** start of Input records **
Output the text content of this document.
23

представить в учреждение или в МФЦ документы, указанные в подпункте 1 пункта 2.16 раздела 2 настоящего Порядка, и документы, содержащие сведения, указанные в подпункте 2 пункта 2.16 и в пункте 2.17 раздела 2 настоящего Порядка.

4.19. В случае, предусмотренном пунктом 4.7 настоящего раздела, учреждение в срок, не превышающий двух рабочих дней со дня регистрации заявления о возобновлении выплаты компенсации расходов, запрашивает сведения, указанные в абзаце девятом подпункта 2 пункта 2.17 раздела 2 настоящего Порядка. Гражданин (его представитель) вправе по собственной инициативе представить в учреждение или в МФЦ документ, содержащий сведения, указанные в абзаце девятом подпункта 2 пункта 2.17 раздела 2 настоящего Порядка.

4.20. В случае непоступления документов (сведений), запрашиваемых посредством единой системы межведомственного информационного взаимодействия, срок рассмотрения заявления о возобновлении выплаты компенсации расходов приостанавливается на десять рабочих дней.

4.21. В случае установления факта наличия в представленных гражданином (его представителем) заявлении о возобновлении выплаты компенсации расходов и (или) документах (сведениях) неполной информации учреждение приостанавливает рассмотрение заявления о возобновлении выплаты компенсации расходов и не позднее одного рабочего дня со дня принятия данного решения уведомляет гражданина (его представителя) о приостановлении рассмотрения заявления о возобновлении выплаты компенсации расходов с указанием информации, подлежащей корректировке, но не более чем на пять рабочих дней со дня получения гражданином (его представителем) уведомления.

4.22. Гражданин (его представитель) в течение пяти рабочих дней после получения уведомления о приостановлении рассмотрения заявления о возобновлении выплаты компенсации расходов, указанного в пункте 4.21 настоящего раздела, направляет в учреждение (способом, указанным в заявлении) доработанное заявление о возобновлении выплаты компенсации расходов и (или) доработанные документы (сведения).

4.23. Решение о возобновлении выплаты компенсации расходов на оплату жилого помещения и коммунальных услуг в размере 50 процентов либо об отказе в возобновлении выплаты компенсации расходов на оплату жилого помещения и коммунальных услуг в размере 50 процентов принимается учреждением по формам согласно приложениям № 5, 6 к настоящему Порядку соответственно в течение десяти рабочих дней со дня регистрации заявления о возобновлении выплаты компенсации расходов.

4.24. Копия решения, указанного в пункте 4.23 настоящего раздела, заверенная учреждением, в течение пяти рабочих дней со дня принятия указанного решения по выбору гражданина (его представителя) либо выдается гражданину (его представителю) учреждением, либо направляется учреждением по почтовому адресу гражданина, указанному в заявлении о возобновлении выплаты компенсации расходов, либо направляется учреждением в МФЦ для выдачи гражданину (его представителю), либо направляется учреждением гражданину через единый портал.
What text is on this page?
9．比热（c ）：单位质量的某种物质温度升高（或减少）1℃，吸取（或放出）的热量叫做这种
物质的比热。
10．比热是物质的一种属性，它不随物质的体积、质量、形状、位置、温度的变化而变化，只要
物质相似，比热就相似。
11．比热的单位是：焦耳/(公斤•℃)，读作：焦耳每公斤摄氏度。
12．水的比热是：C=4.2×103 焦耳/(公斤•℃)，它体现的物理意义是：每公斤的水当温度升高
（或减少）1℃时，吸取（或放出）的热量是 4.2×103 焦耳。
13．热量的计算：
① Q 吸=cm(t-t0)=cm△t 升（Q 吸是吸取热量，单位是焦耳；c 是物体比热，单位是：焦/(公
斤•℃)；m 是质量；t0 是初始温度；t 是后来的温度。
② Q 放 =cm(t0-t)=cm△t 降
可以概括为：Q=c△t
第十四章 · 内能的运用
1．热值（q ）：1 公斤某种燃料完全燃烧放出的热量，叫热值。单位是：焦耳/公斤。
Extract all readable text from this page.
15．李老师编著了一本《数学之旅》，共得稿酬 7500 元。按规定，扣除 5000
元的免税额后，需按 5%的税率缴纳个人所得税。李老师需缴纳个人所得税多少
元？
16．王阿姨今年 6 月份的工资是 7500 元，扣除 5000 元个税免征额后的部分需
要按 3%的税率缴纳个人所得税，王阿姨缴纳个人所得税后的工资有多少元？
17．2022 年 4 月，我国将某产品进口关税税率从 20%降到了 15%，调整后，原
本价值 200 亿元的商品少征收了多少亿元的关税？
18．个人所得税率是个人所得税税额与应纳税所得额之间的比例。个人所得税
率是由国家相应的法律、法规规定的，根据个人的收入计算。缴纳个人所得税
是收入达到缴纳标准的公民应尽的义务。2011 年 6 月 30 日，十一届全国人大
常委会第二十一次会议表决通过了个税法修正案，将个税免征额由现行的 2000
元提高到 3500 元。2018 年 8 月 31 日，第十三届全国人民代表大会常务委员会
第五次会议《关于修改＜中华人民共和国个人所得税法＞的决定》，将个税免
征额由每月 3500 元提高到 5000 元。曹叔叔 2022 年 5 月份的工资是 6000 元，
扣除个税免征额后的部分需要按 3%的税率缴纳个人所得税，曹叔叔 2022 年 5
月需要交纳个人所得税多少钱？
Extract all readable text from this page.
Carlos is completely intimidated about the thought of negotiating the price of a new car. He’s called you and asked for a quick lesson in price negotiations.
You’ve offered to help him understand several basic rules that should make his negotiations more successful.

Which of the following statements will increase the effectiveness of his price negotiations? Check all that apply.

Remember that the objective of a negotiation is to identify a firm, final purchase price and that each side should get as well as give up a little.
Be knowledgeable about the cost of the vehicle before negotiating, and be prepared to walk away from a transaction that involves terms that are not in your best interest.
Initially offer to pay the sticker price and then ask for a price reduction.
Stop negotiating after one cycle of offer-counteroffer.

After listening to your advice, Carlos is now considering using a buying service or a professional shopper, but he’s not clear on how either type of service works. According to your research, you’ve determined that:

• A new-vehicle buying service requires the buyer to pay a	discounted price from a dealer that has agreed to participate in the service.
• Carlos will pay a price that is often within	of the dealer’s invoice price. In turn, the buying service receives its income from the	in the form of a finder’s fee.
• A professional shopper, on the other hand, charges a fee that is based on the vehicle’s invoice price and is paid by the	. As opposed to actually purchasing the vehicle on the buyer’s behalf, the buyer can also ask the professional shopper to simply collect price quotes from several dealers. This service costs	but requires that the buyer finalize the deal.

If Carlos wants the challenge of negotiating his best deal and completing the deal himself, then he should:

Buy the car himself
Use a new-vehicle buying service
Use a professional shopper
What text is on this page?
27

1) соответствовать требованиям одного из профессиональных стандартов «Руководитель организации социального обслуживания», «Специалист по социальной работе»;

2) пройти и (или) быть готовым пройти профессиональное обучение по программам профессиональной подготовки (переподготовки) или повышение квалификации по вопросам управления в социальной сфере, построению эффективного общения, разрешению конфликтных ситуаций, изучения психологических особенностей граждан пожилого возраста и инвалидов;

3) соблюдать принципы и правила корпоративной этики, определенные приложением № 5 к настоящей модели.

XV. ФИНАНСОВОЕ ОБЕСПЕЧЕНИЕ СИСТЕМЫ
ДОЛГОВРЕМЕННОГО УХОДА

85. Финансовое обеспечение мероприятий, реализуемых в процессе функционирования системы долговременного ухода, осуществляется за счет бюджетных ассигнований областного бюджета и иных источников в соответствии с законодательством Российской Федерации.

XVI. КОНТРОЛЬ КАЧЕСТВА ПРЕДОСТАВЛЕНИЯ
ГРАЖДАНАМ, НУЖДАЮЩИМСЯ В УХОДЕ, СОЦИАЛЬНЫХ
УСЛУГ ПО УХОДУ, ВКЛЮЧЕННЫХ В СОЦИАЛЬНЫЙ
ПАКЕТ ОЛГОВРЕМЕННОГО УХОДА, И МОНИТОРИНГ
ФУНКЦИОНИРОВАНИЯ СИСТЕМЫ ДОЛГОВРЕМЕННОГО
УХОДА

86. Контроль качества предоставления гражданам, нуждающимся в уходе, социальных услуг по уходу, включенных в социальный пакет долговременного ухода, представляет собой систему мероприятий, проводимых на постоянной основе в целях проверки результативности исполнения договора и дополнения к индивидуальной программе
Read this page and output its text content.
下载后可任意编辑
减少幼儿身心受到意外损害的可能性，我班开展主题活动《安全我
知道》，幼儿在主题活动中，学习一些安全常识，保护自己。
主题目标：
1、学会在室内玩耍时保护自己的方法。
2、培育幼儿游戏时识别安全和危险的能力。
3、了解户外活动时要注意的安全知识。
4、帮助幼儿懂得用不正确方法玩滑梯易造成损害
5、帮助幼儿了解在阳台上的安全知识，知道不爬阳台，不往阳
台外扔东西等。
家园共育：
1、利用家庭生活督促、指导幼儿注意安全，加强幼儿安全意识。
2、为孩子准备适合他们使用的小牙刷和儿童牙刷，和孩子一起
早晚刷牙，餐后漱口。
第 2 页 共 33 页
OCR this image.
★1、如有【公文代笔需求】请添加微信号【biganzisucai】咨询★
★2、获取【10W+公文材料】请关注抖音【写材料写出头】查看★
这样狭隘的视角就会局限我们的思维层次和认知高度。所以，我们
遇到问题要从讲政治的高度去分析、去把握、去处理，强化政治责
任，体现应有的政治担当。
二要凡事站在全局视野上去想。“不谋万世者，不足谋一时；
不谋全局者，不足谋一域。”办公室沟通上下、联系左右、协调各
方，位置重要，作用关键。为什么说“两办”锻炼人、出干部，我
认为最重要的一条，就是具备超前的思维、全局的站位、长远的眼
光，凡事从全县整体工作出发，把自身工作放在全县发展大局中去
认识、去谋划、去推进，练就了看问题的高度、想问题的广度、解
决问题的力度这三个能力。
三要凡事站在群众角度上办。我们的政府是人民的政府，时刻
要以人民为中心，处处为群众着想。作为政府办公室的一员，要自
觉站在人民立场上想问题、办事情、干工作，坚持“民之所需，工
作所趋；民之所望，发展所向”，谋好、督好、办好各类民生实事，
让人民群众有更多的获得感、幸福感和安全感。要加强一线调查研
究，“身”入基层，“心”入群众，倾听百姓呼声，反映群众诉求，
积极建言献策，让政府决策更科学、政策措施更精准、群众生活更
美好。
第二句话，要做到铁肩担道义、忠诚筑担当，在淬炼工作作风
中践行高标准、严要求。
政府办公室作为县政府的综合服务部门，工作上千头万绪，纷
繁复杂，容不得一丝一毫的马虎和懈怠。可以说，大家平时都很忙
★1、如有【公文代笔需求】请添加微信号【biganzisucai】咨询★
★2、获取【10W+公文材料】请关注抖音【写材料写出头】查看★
** end of Input records **
From the line holding "Read this page and output its text content." down to the final line above, quote every line exactly and only those lines.

Read this page and output its text content.
下载后可任意编辑
减少幼儿身心受到意外损害的可能性，我班开展主题活动《安全我
知道》，幼儿在主题活动中，学习一些安全常识，保护自己。
主题目标：
1、学会在室内玩耍时保护自己的方法。
2、培育幼儿游戏时识别安全和危险的能力。
3、了解户外活动时要注意的安全知识。
4、帮助幼儿懂得用不正确方法玩滑梯易造成损害
5、帮助幼儿了解在阳台上的安全知识，知道不爬阳台，不往阳
台外扔东西等。
家园共育：
1、利用家庭生活督促、指导幼儿注意安全，加强幼儿安全意识。
2、为孩子准备适合他们使用的小牙刷和儿童牙刷，和孩子一起
早晚刷牙，餐后漱口。
第 2 页 共 33 页
OCR this image.
★1、如有【公文代笔需求】请添加微信号【biganzisucai】咨询★
★2、获取【10W+公文材料】请关注抖音【写材料写出头】查看★
这样狭隘的视角就会局限我们的思维层次和认知高度。所以，我们
遇到问题要从讲政治的高度去分析、去把握、去处理，强化政治责
任，体现应有的政治担当。
二要凡事站在全局视野上去想。“不谋万世者，不足谋一时；
不谋全局者，不足谋一域。”办公室沟通上下、联系左右、协调各
方，位置重要，作用关键。为什么说“两办”锻炼人、出干部，我
认为最重要的一条，就是具备超前的思维、全局的站位、长远的眼
光，凡事从全县整体工作出发，把自身工作放在全县发展大局中去
认识、去谋划、去推进，练就了看问题的高度、想问题的广度、解
决问题的力度这三个能力。
三要凡事站在群众角度上办。我们的政府是人民的政府，时刻
要以人民为中心，处处为群众着想。作为政府办公室的一员，要自
觉站在人民立场上想问题、办事情、干工作，坚持“民之所需，工
作所趋；民之所望，发展所向”，谋好、督好、办好各类民生实事，
让人民群众有更多的获得感、幸福感和安全感。要加强一线调查研
究，“身”入基层，“心”入群众，倾听百姓呼声，反映群众诉求，
积极建言献策，让政府决策更科学、政策措施更精准、群众生活更
美好。
第二句话，要做到铁肩担道义、忠诚筑担当，在淬炼工作作风
中践行高标准、严要求。
政府办公室作为县政府的综合服务部门，工作上千头万绪，纷
繁复杂，容不得一丝一毫的马虎和懈怠。可以说，大家平时都很忙
★1、如有【公文代笔需求】请添加微信号【biganzisucai】咨询★
★2、获取【10W+公文材料】请关注抖音【写材料写出头】查看★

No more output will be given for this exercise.